### REQUEST:
Extract all lines containing "Enable".
--- Start of DATASET EXCERPTS ---
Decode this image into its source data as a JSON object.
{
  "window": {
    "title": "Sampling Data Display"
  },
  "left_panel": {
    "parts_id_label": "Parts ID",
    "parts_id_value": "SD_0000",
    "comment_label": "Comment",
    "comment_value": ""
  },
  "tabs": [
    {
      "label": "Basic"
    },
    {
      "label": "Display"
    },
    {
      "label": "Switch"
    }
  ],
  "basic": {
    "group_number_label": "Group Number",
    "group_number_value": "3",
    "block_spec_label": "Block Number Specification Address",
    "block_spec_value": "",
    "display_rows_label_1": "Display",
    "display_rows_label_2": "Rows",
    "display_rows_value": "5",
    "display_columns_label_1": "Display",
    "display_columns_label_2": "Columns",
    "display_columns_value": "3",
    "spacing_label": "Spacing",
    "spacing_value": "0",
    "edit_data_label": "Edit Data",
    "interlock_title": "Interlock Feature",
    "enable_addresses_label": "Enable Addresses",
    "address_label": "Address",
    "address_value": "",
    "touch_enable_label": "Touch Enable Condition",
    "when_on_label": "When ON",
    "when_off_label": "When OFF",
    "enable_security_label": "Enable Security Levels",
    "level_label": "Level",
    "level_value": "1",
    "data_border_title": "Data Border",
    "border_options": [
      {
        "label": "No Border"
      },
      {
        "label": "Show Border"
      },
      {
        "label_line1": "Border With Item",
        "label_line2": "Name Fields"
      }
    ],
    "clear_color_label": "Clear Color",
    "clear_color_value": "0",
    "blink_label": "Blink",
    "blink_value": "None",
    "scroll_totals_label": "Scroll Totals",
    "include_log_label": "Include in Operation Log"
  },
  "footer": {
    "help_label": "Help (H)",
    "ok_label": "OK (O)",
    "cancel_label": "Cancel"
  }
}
--- End of DATASET EXCERPTS ---
### ANSWER TO THIS PROBLEM:
    "enable_addresses_label": "Enable Addresses",
    "touch_enable_label": "Touch Enable Condition",
    "enable_security_label": "Enable Security Levels",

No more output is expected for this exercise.